(Dataset records)

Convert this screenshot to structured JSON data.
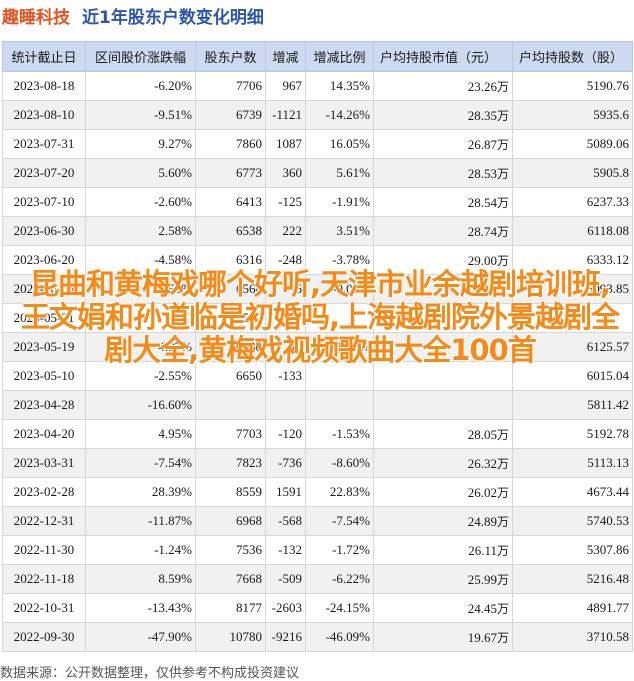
{
  "header": {
    "brand": "趣睡科技",
    "title": "近1年股东户数变化明细"
  },
  "columns": [
    "统计截止日",
    "区间股价涨跌幅",
    "股东户数",
    "增减",
    "增减比例",
    "户均持股市值（元）",
    "户均持股数（股）"
  ],
  "unit_wan": "万",
  "rows": [
    {
      "date": "2023-08-18",
      "change": "-6.20%",
      "holders": "7706",
      "delta": "967",
      "ratio": "14.35%",
      "value": "23.26",
      "shares": "5190.76"
    },
    {
      "date": "2023-08-10",
      "change": "-9.51%",
      "holders": "6739",
      "delta": "-1121",
      "ratio": "-14.26%",
      "value": "28.35",
      "shares": "5935.6"
    },
    {
      "date": "2023-07-31",
      "change": "9.27%",
      "holders": "7860",
      "delta": "1087",
      "ratio": "16.05%",
      "value": "26.87",
      "shares": "5089.06"
    },
    {
      "date": "2023-07-20",
      "change": "5.60%",
      "holders": "6773",
      "delta": "360",
      "ratio": "5.61%",
      "value": "28.53",
      "shares": "5905.8"
    },
    {
      "date": "2023-07-10",
      "change": "-2.60%",
      "holders": "6413",
      "delta": "-125",
      "ratio": "-1.91%",
      "value": "28.54",
      "shares": "6237.33"
    },
    {
      "date": "2023-06-30",
      "change": "2.58%",
      "holders": "6538",
      "delta": "222",
      "ratio": "3.51%",
      "value": "28.74",
      "shares": "6118.08"
    },
    {
      "date": "2023-06-20",
      "change": "-4.58%",
      "holders": "6316",
      "delta": "-248",
      "ratio": "-3.78%",
      "value": "29.00",
      "shares": "6333.12"
    },
    {
      "date": "2023-06-09",
      "change": "-3.53%",
      "holders": "6564",
      "delta": "-6",
      "ratio": "-0.09%",
      "value": "",
      "shares": "6093.85"
    },
    {
      "date": "2023-05-31",
      "change": "",
      "holders": "6570",
      "delta": "",
      "ratio": "",
      "value": "",
      "shares": ""
    },
    {
      "date": "2023-05-19",
      "change": "4.97%",
      "holders": "6530",
      "delta": "-40",
      "ratio": "-1.80%",
      "value": "",
      "shares": "6125.57"
    },
    {
      "date": "2023-05-10",
      "change": "-2.55%",
      "holders": "6650",
      "delta": "-133",
      "ratio": "",
      "value": "",
      "shares": "6015.04"
    },
    {
      "date": "2023-04-28",
      "change": "-16.60%",
      "holders": "",
      "delta": "",
      "ratio": "",
      "value": "",
      "shares": "5811.42"
    },
    {
      "date": "2023-04-20",
      "change": "4.95%",
      "holders": "7703",
      "delta": "-120",
      "ratio": "-1.53%",
      "value": "28.05",
      "shares": "5192.78"
    },
    {
      "date": "2023-03-31",
      "change": "-7.54%",
      "holders": "7823",
      "delta": "-736",
      "ratio": "-8.60%",
      "value": "26.32",
      "shares": "5113.13"
    },
    {
      "date": "2023-02-28",
      "change": "28.39%",
      "holders": "8559",
      "delta": "1591",
      "ratio": "22.83%",
      "value": "26.02",
      "shares": "4673.44"
    },
    {
      "date": "2022-12-31",
      "change": "-11.87%",
      "holders": "6968",
      "delta": "-568",
      "ratio": "-7.54%",
      "value": "24.89",
      "shares": "5740.53"
    },
    {
      "date": "2022-11-30",
      "change": "-1.24%",
      "holders": "7536",
      "delta": "-132",
      "ratio": "-1.72%",
      "value": "26.11",
      "shares": "5307.86"
    },
    {
      "date": "2022-11-18",
      "change": "8.59%",
      "holders": "7668",
      "delta": "-509",
      "ratio": "-6.22%",
      "value": "25.99",
      "shares": "5216.48"
    },
    {
      "date": "2022-10-31",
      "change": "-13.43%",
      "holders": "8177",
      "delta": "-2603",
      "ratio": "-24.15%",
      "value": "24.45",
      "shares": "4891.77"
    },
    {
      "date": "2022-09-30",
      "change": "-47.90%",
      "holders": "10780",
      "delta": "-9216",
      "ratio": "-46.09%",
      "value": "19.67",
      "shares": "3710.58"
    }
  ],
  "overlay_text": "昆曲和黄梅戏哪个好听,天津市业余越剧培训班,王文娟和孙道临是初婚吗,上海越剧院外景越剧全剧大全,黄梅戏视频歌曲大全100首",
  "footer": "数据来源：公开数据整理，仅供参考不构成投资建议",
  "colors": {
    "brand": "#e8521e",
    "title": "#2b56b0",
    "up": "#e0171b",
    "down": "#1e9a39",
    "header_bg": "#ccd9f0",
    "overlay": "#f68a19"
  }
}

▸ **EXERCISE BRIEF**: Set every line down exactly as written, leaving each picture out.

▸ **WORKED SOLUTION**:
Convert this screenshot to structured JSON data.
{
  "header": {
    "brand": "趣睡科技",
    "title": "近1年股东户数变化明细"
  },
  "columns": [
    "统计截止日",
    "区间股价涨跌幅",
    "股东户数",
    "增减",
    "增减比例",
    "户均持股市值（元）",
    "户均持股数（股）"
  ],
  "unit_wan": "万",
  "rows": [
    {
      "date": "2023-08-18",
      "change": "-6.20%",
      "holders": "7706",
      "delta": "967",
      "ratio": "14.35%",
      "value": "23.26",
      "shares": "5190.76"
    },
    {
      "date": "2023-08-10",
      "change": "-9.51%",
      "holders": "6739",
      "delta": "-1121",
      "ratio": "-14.26%",
      "value": "28.35",
      "shares": "5935.6"
    },
    {
      "date": "2023-07-31",
      "change": "9.27%",
      "holders": "7860",
      "delta": "1087",
      "ratio": "16.05%",
      "value": "26.87",
      "shares": "5089.06"
    },
    {
      "date": "2023-07-20",
      "change": "5.60%",
      "holders": "6773",
      "delta": "360",
      "ratio": "5.61%",
      "value": "28.53",
      "shares": "5905.8"
    },
    {
      "date": "2023-07-10",
      "change": "-2.60%",
      "holders": "6413",
      "delta": "-125",
      "ratio": "-1.91%",
      "value": "28.54",
      "shares": "6237.33"
    },
    {
      "date": "2023-06-30",
      "change": "2.58%",
      "holders": "6538",
      "delta": "222",
      "ratio": "3.51%",
      "value": "28.74",
      "shares": "6118.08"
    },
    {
      "date": "2023-06-20",
      "change": "-4.58%",
      "holders": "6316",
      "delta": "-248",
      "ratio": "-3.78%",
      "value": "29.00",
      "shares": "6333.12"
    },
    {
      "date": "2023-06-09",
      "change": "-3.53%",
      "holders": "6564",
      "delta": "-6",
      "ratio": "-0.09%",
      "value": "",
      "shares": "6093.85"
    },
    {
      "date": "2023-05-31",
      "change": "",
      "holders": "6570",
      "delta": "",
      "ratio": "",
      "value": "",
      "shares": ""
    },
    {
      "date": "2023-05-19",
      "change": "4.97%",
      "holders": "6530",
      "delta": "-40",
      "ratio": "-1.80%",
      "value": "",
      "shares": "6125.57"
    },
    {
      "date": "2023-05-10",
      "change": "-2.55%",
      "holders": "6650",
      "delta": "-133",
      "ratio": "",
      "value": "",
      "shares": "6015.04"
    },
    {
      "date": "2023-04-28",
      "change": "-16.60%",
      "holders": "",
      "delta": "",
      "ratio": "",
      "value": "",
      "shares": "5811.42"
    },
    {
      "date": "2023-04-20",
      "change": "4.95%",
      "holders": "7703",
      "delta": "-120",
      "ratio": "-1.53%",
      "value": "28.05",
      "shares": "5192.78"
    },
    {
      "date": "2023-03-31",
      "change": "-7.54%",
      "holders": "7823",
      "delta": "-736",
      "ratio": "-8.60%",
      "value": "26.32",
      "shares": "5113.13"
    },
    {
      "date": "2023-02-28",
      "change": "28.39%",
      "holders": "8559",
      "delta": "1591",
      "ratio": "22.83%",
      "value": "26.02",
      "shares": "4673.44"
    },
    {
      "date": "2022-12-31",
      "change": "-11.87%",
      "holders": "6968",
      "delta": "-568",
      "ratio": "-7.54%",
      "value": "24.89",
      "shares": "5740.53"
    },
    {
      "date": "2022-11-30",
      "change": "-1.24%",
      "holders": "7536",
      "delta": "-132",
      "ratio": "-1.72%",
      "value": "26.11",
      "shares": "5307.86"
    },
    {
      "date": "2022-11-18",
      "change": "8.59%",
      "holders": "7668",
      "delta": "-509",
      "ratio": "-6.22%",
      "value": "25.99",
      "shares": "5216.48"
    },
    {
      "date": "2022-10-31",
      "change": "-13.43%",
      "holders": "8177",
      "delta": "-2603",
      "ratio": "-24.15%",
      "value": "24.45",
      "shares": "4891.77"
    },
    {
      "date": "2022-09-30",
      "change": "-47.90%",
      "holders": "10780",
      "delta": "-9216",
      "ratio": "-46.09%",
      "value": "19.67",
      "shares": "3710.58"
    }
  ],
  "overlay_text": "昆曲和黄梅戏哪个好听,天津市业余越剧培训班,王文娟和孙道临是初婚吗,上海越剧院外景越剧全剧大全,黄梅戏视频歌曲大全100首",
  "footer": "数据来源：公开数据整理，仅供参考不构成投资建议",
  "colors": {
    "brand": "#e8521e",
    "title": "#2b56b0",
    "up": "#e0171b",
    "down": "#1e9a39",
    "header_bg": "#ccd9f0",
    "overlay": "#f68a19"
  }
}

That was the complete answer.